YOUR INSTRUCTIONS: Check each line below for the word "offset" and give the number of lines that have it, nothing more.

Records about charts and figures
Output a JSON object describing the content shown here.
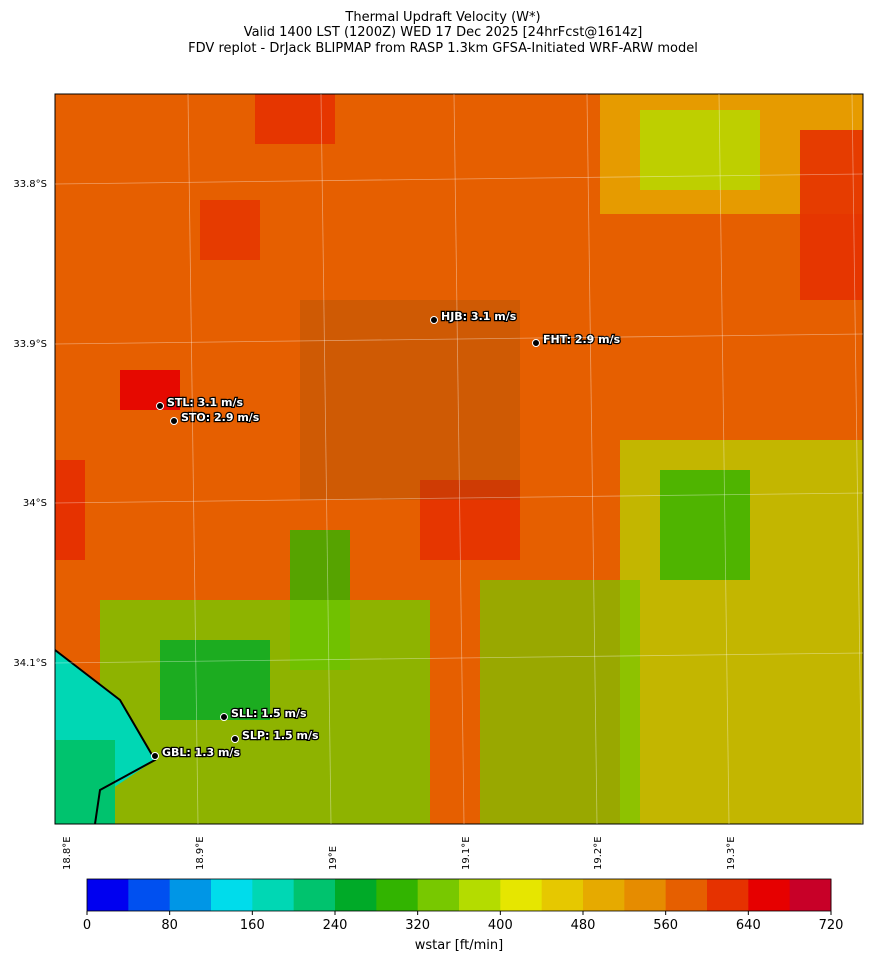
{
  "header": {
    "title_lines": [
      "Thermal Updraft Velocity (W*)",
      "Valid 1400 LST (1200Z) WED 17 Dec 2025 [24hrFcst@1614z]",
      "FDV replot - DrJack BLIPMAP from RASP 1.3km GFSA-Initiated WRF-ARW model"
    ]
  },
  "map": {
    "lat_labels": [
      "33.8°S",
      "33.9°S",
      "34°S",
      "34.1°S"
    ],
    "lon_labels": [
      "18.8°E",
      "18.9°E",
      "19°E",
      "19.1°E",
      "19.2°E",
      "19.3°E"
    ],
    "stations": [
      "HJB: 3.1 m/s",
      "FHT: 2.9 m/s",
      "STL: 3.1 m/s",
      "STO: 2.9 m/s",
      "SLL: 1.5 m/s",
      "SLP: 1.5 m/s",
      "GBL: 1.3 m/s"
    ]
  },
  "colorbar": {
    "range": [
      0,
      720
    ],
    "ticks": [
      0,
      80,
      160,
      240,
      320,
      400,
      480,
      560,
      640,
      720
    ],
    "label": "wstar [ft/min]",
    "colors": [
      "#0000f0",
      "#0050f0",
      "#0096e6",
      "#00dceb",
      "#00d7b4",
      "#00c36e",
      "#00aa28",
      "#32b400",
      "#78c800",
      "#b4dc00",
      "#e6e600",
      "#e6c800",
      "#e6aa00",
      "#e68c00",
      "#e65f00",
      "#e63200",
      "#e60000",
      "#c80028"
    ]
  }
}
--
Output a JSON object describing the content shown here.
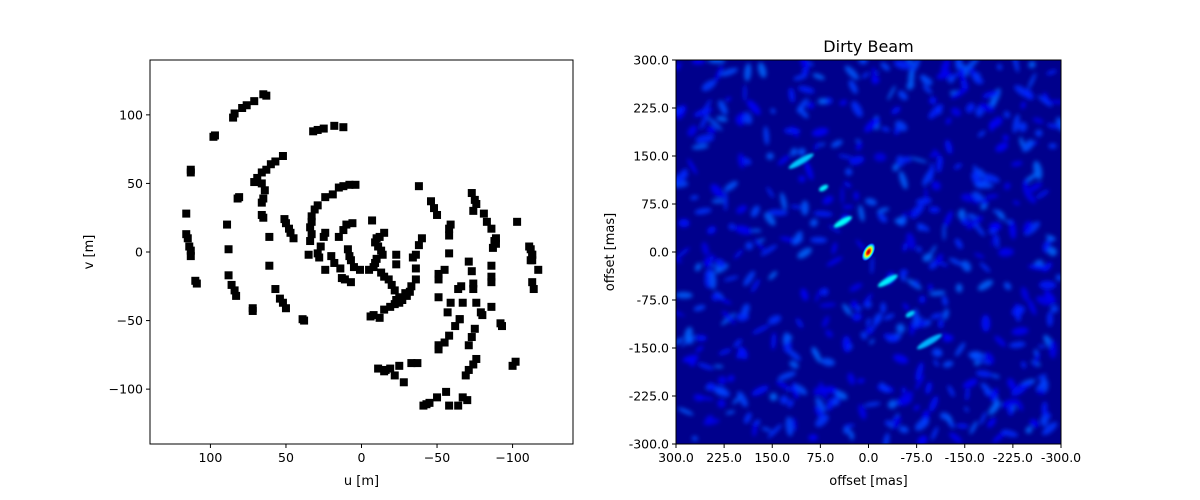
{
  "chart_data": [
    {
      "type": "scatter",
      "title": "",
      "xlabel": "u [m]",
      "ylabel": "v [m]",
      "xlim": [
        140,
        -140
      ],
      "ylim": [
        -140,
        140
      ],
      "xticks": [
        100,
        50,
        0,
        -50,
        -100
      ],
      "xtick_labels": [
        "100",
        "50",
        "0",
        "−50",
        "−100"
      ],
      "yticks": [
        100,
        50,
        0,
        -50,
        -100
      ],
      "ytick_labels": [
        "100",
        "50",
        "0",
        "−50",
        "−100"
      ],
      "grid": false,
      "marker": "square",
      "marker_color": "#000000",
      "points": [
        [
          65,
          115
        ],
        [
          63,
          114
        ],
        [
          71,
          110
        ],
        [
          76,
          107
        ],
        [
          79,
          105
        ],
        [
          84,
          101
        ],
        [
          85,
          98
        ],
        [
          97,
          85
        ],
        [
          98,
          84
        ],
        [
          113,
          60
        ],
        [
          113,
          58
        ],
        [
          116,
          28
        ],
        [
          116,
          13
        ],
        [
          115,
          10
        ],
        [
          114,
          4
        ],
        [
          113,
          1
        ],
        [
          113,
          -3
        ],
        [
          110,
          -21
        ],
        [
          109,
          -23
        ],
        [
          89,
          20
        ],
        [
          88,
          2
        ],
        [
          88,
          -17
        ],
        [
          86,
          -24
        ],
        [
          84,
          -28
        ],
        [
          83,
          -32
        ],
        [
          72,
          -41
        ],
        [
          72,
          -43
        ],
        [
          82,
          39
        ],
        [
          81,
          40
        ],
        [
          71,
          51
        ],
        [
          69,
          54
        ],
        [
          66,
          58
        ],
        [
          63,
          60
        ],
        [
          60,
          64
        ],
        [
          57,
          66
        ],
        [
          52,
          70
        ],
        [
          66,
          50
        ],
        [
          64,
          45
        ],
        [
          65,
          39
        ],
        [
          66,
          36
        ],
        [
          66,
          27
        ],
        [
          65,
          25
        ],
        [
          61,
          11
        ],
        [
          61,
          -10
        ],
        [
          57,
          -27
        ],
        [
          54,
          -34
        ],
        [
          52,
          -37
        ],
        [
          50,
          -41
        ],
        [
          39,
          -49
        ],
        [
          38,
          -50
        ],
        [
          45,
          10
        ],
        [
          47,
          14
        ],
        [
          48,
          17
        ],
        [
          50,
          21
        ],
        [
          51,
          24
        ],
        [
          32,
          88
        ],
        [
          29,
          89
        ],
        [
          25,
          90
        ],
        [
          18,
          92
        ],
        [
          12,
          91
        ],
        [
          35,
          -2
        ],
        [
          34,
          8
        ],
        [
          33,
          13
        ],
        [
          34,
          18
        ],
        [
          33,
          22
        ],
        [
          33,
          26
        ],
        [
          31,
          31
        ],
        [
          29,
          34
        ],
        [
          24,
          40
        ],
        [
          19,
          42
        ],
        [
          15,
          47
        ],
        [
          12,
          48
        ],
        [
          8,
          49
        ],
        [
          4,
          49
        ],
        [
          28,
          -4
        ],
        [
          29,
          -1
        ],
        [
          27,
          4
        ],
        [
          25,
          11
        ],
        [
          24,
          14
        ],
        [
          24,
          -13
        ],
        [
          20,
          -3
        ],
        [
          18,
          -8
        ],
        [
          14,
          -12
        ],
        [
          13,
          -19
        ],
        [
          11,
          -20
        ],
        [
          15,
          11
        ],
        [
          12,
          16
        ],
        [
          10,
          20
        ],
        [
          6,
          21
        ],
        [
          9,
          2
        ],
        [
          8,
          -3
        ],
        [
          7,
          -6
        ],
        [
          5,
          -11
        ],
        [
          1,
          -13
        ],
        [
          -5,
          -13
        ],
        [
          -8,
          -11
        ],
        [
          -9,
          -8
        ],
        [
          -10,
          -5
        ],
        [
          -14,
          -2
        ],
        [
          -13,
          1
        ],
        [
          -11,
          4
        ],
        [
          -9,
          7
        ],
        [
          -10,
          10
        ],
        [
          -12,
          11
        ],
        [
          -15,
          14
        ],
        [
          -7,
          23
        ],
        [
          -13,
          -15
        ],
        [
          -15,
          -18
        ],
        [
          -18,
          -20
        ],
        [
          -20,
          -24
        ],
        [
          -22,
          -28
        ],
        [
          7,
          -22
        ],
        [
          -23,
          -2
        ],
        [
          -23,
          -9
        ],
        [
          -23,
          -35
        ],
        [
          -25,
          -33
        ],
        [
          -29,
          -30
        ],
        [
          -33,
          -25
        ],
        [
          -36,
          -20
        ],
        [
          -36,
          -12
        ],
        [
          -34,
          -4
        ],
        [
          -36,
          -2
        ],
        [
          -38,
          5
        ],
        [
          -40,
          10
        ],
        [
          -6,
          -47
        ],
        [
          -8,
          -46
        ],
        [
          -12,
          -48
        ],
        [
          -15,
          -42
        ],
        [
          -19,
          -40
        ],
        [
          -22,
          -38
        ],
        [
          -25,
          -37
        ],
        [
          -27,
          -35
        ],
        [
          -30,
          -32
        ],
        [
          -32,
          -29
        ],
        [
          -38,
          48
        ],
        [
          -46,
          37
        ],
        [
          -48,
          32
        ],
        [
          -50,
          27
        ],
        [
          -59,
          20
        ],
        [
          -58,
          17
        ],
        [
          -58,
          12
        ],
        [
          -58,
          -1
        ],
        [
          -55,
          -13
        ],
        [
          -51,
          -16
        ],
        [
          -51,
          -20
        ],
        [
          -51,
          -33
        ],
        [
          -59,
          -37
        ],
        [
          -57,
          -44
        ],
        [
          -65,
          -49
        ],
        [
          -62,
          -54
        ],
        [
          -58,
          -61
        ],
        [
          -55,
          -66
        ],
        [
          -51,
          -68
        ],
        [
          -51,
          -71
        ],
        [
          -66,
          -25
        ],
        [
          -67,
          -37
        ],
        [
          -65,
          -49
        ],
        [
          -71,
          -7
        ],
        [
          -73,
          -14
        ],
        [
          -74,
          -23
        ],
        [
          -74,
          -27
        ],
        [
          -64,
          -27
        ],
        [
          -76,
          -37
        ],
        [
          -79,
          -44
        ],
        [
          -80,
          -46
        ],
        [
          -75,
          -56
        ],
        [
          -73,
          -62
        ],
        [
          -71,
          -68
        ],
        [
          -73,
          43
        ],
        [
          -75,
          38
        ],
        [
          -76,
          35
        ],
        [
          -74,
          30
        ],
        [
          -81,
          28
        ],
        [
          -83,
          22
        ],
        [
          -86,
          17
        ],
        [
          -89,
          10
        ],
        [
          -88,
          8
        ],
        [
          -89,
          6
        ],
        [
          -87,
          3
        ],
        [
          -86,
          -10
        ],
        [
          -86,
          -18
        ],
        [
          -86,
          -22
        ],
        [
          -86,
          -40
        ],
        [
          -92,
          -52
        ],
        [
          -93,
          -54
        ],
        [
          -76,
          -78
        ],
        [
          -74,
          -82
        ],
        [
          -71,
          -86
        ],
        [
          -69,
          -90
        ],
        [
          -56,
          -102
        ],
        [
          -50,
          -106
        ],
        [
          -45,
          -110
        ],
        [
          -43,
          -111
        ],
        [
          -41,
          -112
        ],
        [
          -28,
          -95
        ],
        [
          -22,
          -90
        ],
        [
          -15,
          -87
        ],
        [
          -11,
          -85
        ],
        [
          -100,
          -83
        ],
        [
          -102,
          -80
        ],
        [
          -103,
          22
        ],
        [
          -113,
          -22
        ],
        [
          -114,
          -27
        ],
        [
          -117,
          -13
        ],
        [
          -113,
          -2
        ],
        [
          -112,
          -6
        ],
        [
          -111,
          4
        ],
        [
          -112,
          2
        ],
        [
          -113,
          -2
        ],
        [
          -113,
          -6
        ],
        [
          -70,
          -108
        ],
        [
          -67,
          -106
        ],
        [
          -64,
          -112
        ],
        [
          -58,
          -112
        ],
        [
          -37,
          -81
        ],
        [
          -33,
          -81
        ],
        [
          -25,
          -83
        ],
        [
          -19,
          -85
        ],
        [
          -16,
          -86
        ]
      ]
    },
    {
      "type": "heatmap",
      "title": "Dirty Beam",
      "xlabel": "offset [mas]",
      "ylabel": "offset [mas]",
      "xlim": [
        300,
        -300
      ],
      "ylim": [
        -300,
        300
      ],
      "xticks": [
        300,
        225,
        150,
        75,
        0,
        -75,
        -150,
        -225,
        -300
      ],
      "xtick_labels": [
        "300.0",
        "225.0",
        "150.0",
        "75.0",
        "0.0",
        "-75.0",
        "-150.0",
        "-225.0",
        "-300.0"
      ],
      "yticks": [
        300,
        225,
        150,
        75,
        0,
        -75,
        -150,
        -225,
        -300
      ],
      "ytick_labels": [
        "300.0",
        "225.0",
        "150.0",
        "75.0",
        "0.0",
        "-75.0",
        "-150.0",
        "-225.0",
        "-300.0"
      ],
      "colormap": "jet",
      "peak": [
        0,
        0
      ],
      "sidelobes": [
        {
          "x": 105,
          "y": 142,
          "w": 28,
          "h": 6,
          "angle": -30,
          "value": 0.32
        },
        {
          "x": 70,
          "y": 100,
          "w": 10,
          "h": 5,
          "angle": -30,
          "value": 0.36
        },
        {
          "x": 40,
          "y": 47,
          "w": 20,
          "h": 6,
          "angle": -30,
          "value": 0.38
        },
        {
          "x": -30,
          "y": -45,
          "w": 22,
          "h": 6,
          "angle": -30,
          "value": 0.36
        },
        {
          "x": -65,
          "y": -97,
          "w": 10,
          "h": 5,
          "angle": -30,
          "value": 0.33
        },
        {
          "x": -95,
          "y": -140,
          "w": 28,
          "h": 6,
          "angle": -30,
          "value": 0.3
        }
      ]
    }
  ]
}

RESULT OF THE TASK: 2